Prompt:
Show all lines from the data that include the word "horizontal".

Materials provided:
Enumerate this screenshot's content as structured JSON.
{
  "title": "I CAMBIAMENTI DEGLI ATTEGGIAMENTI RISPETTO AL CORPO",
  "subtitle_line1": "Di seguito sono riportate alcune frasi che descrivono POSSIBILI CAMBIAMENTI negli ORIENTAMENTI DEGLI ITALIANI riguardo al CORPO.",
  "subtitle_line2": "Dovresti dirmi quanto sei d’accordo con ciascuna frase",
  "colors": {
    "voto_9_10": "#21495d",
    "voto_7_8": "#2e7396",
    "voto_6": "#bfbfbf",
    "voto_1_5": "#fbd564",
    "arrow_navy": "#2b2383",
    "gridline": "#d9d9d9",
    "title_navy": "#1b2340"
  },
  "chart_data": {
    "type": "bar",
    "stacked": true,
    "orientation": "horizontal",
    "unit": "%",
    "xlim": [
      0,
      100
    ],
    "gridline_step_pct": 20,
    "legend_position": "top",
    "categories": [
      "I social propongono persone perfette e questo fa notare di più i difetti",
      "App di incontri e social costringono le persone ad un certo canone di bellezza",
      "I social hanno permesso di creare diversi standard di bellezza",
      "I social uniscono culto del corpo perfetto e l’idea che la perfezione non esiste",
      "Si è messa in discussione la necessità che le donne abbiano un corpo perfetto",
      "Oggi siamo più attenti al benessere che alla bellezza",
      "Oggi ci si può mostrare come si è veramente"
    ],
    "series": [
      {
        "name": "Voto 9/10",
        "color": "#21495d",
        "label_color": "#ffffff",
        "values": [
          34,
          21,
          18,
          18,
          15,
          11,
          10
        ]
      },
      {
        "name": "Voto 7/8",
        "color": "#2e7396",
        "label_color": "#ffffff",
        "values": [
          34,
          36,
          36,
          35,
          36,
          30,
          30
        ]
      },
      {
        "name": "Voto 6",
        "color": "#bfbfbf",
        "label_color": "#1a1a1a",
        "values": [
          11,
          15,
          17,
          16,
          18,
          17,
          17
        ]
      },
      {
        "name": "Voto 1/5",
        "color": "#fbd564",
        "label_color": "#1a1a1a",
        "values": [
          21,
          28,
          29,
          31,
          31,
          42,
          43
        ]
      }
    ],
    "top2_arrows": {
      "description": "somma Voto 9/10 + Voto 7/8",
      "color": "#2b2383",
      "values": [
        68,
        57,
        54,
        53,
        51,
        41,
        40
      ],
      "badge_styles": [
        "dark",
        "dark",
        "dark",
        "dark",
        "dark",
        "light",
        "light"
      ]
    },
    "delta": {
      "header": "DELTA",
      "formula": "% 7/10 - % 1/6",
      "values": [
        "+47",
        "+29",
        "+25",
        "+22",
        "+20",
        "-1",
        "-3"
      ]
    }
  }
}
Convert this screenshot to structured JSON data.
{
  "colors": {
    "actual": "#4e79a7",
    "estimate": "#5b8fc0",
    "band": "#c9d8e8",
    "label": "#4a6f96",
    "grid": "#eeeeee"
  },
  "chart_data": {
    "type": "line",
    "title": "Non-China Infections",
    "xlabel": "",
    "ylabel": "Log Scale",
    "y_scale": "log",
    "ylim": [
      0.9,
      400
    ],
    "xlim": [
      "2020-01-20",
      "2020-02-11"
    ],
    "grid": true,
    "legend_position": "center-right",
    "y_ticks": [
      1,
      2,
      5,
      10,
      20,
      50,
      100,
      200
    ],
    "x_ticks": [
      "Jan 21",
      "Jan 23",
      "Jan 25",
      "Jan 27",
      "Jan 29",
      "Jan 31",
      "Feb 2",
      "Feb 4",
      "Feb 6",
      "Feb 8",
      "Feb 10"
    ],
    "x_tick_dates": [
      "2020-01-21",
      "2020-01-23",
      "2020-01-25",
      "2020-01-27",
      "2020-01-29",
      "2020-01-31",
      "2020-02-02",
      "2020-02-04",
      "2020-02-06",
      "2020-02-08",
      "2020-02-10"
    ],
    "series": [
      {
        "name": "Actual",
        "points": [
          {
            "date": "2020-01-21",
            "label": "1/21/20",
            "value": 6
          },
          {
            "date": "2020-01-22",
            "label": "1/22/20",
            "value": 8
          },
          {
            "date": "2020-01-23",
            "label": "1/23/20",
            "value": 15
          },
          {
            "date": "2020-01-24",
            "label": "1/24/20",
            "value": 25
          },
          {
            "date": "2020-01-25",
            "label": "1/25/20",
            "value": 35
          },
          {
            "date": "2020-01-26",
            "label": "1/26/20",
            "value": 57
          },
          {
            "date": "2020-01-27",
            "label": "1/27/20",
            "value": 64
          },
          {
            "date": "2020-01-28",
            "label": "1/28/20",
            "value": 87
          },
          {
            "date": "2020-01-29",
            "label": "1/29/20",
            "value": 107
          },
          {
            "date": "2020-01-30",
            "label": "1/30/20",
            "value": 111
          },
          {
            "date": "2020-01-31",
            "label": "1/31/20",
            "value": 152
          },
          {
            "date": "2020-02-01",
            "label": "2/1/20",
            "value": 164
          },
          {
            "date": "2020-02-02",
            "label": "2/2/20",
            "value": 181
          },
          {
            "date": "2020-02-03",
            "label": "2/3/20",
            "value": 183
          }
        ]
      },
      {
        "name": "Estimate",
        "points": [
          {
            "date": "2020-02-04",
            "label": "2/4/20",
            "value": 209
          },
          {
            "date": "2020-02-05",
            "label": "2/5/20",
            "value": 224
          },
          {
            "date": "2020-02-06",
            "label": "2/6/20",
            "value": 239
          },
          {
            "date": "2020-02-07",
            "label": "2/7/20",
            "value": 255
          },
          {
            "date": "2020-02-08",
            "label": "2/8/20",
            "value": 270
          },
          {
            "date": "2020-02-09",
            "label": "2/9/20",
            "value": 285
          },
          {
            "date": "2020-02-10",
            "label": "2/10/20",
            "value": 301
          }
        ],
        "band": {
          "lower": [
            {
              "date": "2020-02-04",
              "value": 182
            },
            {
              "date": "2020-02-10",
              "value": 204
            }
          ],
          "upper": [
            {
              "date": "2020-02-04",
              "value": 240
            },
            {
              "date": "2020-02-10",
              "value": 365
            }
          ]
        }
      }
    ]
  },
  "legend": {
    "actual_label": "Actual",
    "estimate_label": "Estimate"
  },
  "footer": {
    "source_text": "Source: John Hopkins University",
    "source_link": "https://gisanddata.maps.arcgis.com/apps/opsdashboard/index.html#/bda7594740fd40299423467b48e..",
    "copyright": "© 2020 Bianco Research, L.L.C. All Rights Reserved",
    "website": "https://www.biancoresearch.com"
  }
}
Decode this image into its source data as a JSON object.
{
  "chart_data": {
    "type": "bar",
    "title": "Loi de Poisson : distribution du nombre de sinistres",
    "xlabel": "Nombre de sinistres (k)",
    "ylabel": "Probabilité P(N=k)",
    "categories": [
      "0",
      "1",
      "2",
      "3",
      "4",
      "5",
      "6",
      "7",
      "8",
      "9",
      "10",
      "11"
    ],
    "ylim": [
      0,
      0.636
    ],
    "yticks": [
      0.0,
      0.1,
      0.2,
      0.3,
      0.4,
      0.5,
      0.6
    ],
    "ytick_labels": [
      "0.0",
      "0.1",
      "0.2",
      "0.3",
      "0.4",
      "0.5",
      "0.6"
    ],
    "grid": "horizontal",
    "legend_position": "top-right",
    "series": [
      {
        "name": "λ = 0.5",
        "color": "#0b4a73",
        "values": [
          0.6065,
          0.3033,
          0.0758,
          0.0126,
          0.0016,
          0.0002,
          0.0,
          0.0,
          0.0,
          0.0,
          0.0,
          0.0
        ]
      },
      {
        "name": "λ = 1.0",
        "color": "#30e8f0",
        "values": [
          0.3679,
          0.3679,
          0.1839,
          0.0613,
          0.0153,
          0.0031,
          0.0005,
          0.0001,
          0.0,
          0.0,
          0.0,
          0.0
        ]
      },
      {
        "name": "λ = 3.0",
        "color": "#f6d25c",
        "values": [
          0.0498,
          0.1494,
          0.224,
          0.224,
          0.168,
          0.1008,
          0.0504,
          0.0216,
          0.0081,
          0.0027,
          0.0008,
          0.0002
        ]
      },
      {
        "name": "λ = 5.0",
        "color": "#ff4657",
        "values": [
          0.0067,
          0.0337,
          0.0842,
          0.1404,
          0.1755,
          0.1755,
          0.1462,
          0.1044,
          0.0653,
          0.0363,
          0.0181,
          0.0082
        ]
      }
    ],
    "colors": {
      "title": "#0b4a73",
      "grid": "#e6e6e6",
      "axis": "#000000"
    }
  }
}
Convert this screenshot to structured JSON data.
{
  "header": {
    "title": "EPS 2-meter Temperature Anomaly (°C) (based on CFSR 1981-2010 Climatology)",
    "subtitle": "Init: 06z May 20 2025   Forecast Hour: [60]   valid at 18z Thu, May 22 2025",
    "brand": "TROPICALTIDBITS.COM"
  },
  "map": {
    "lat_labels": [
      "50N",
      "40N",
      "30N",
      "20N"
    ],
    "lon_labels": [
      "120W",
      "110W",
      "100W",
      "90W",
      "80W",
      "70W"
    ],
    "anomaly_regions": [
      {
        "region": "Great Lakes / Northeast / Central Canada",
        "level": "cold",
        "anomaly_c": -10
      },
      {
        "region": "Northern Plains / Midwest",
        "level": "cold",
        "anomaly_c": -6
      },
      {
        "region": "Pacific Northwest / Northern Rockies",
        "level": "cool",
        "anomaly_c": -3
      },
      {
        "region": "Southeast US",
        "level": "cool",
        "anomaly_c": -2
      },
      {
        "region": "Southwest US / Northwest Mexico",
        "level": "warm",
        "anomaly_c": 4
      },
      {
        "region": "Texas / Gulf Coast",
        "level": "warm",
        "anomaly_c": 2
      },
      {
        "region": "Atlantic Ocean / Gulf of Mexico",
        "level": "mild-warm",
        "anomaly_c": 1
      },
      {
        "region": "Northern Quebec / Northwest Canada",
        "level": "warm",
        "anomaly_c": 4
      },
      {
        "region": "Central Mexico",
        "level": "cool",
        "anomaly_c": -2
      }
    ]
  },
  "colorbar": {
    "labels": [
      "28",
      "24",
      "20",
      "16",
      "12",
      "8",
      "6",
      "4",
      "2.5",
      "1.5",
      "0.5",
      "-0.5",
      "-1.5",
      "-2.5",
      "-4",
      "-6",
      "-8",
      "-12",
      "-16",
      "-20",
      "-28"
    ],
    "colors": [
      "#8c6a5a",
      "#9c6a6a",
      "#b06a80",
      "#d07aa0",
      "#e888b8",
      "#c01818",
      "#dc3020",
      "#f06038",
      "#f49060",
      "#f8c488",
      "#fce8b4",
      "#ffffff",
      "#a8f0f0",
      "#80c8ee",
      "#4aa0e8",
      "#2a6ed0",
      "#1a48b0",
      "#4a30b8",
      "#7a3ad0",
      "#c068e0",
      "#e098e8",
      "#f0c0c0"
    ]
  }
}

Solution to this task:
    "orientation": "horizontal",
    "grid": "horizontal",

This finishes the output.